=== Objective ===
Report every line from the material that contains the word "dotted".

=== Listed records ===

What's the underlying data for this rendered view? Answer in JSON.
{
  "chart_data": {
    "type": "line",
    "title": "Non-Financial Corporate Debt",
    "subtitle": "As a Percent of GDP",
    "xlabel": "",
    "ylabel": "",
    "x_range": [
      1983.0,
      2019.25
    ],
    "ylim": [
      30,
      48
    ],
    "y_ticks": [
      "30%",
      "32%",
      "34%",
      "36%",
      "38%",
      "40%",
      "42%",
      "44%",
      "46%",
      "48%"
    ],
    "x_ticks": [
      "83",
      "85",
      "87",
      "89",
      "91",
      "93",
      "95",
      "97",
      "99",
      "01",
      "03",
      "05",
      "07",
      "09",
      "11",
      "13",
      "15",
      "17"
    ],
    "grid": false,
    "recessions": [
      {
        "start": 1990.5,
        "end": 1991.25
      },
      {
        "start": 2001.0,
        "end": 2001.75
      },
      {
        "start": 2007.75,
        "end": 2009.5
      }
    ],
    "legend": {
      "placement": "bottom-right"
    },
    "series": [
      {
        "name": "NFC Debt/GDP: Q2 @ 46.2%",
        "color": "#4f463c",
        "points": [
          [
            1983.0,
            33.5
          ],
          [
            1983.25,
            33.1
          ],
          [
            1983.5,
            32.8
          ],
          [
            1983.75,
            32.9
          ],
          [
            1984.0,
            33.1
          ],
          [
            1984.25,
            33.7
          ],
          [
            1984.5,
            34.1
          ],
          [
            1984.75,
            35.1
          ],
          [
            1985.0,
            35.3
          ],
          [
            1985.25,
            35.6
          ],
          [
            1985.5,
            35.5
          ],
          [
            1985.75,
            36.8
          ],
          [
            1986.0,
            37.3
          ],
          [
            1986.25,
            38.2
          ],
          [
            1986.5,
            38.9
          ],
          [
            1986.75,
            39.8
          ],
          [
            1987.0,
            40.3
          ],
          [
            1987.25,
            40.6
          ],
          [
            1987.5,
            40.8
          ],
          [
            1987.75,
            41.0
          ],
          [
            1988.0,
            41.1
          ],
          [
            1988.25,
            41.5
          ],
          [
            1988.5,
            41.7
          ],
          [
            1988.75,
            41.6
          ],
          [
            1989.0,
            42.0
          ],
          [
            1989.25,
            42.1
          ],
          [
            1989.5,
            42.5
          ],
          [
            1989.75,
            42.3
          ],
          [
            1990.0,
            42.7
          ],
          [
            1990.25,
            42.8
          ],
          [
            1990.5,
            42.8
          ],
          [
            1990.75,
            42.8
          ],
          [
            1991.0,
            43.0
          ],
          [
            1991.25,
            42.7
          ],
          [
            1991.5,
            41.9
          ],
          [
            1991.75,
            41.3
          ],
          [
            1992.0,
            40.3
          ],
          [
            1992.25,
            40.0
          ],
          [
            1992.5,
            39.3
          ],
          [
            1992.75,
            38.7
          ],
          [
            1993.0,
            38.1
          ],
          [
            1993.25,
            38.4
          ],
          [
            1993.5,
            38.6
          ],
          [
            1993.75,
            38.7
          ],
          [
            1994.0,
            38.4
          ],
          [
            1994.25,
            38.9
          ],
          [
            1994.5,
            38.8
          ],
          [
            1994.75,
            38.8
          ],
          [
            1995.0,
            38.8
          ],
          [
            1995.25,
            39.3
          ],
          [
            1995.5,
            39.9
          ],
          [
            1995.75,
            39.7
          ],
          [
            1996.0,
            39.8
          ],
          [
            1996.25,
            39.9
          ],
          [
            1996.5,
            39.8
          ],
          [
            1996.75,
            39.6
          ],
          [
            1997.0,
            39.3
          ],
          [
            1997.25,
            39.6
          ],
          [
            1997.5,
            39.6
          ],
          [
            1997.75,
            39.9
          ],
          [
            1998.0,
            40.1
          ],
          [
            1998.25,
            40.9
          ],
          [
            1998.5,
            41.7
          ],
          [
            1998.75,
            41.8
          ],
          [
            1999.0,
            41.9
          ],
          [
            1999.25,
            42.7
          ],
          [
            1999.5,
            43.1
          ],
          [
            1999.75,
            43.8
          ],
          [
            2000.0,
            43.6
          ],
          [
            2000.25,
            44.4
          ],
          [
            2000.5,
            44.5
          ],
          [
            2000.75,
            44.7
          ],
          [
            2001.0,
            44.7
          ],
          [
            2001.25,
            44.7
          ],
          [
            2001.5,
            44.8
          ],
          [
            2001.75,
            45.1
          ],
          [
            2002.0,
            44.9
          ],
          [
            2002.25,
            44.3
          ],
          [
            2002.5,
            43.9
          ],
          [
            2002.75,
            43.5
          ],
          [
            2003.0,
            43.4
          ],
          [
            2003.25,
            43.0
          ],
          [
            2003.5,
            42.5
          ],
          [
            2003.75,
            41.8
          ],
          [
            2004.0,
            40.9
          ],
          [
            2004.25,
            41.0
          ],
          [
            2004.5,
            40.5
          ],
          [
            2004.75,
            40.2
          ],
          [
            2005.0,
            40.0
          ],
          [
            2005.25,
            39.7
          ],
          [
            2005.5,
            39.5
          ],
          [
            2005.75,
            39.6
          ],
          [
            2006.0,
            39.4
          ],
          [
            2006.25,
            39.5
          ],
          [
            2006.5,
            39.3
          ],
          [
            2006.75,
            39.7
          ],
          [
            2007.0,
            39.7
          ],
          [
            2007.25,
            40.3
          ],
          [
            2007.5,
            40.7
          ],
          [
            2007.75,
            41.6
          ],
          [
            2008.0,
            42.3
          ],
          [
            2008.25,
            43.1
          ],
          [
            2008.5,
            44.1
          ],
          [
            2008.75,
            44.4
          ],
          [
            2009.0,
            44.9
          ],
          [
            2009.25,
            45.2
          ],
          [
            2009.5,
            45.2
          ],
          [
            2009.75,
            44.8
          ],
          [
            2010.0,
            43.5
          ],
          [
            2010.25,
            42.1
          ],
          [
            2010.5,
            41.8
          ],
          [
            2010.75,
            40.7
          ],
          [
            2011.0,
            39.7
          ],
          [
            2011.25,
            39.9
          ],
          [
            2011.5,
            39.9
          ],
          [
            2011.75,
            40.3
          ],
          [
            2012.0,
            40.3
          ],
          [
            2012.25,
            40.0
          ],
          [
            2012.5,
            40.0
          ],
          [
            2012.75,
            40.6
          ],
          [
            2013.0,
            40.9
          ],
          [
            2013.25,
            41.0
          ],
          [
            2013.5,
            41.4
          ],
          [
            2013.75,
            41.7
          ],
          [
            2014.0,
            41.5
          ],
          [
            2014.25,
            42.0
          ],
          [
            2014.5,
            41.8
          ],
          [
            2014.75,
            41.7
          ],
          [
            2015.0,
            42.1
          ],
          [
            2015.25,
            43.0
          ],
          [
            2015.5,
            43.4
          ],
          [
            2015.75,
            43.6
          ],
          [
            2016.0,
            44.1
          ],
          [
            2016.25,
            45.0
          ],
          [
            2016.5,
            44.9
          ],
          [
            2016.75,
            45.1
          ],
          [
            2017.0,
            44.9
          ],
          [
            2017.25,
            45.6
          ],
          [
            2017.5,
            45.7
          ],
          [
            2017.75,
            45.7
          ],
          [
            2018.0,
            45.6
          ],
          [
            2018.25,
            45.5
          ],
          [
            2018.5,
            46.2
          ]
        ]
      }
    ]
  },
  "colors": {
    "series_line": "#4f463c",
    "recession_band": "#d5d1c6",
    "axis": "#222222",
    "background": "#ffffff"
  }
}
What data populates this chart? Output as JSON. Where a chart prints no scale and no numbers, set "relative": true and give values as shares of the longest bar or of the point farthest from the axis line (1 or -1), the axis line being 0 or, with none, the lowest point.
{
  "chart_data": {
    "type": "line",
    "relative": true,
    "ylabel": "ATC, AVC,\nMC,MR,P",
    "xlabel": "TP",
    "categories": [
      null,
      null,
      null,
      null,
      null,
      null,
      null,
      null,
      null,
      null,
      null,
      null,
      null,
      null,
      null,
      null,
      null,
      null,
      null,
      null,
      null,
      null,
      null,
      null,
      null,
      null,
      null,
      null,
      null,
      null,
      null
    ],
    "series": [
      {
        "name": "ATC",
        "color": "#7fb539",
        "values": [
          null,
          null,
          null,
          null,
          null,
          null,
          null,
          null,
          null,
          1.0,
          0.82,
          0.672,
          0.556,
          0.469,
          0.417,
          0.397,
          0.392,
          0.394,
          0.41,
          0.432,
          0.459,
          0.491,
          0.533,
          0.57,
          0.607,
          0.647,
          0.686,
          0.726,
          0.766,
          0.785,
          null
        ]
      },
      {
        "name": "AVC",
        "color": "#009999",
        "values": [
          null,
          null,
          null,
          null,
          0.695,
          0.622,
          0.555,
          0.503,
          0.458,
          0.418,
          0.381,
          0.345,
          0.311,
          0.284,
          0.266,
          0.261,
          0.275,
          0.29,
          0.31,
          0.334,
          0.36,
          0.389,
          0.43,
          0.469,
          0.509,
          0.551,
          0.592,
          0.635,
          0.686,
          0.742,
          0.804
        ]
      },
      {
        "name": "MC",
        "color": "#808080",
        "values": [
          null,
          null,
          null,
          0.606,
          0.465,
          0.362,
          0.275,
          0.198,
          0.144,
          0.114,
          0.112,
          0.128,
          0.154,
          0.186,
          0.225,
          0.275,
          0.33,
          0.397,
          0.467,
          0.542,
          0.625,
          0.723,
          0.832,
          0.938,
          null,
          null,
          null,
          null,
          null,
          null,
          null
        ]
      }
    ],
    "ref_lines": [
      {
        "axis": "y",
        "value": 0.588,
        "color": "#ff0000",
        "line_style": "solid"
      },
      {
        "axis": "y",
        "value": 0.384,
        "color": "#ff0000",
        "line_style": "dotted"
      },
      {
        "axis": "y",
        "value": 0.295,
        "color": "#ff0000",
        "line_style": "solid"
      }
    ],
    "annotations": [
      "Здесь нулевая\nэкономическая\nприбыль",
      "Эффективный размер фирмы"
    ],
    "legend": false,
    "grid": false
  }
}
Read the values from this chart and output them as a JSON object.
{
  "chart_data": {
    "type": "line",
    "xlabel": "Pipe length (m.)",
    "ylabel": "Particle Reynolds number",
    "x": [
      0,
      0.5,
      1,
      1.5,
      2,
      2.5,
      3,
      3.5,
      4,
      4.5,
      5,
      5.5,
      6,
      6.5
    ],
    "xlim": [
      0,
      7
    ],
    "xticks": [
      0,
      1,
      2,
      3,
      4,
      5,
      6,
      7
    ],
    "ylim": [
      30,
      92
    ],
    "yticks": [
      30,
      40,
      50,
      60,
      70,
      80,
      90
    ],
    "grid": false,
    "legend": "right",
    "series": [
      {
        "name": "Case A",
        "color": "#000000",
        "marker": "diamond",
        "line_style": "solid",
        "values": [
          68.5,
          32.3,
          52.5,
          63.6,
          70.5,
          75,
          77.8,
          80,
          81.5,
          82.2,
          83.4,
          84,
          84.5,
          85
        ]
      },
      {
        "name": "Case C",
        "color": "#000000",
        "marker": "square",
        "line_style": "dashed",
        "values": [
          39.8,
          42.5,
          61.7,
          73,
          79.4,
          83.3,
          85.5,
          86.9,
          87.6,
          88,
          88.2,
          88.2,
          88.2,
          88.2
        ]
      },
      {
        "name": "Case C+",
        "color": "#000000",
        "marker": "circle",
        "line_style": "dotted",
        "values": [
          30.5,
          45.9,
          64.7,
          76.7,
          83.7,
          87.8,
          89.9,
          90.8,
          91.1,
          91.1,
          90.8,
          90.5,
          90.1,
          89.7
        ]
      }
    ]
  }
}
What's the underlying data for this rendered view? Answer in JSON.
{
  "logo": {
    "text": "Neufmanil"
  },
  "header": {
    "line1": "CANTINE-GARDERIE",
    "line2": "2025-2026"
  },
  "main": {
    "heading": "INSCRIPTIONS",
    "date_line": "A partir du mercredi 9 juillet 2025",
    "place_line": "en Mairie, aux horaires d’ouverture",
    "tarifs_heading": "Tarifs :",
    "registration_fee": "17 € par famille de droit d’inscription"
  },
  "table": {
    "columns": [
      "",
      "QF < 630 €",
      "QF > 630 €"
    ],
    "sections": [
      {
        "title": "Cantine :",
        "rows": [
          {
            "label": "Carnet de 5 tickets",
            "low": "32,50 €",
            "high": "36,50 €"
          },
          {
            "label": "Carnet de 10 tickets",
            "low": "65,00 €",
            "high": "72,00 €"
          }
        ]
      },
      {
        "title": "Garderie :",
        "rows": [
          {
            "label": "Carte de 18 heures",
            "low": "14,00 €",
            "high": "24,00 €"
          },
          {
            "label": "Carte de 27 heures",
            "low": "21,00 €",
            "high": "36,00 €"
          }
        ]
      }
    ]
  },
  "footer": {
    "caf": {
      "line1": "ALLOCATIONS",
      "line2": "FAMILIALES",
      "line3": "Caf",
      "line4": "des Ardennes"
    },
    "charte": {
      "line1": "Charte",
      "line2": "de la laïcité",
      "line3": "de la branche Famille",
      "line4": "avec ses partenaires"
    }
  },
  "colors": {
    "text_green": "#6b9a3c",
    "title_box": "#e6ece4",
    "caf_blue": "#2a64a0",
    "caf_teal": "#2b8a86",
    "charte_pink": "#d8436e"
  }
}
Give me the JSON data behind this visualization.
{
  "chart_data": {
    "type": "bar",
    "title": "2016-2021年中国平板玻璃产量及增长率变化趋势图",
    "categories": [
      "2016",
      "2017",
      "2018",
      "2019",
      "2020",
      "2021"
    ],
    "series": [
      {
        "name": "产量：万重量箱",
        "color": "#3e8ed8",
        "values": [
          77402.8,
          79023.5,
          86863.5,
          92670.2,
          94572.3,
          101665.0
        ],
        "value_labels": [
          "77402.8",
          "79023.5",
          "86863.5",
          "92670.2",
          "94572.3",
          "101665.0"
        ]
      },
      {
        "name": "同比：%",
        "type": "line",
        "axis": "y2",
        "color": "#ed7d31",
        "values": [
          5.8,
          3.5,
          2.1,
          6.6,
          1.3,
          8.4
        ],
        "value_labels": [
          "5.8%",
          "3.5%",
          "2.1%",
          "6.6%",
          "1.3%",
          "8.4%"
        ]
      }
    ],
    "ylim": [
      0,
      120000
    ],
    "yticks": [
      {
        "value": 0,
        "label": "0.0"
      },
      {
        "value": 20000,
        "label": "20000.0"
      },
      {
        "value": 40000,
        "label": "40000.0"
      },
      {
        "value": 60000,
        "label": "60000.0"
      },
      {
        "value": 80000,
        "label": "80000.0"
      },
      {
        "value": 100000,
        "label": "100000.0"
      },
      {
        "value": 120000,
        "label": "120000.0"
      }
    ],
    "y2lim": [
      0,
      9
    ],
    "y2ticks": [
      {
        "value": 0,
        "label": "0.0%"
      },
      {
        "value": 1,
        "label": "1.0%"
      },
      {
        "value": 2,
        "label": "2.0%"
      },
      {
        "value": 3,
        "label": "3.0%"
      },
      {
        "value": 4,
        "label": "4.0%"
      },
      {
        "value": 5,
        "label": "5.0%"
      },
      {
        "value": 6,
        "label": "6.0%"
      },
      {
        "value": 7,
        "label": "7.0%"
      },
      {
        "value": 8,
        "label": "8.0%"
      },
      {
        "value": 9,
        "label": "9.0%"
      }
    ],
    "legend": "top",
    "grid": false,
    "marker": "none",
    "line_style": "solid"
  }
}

=== Completed task ===
        "line_style": "dotted"
        "line_style": "dotted",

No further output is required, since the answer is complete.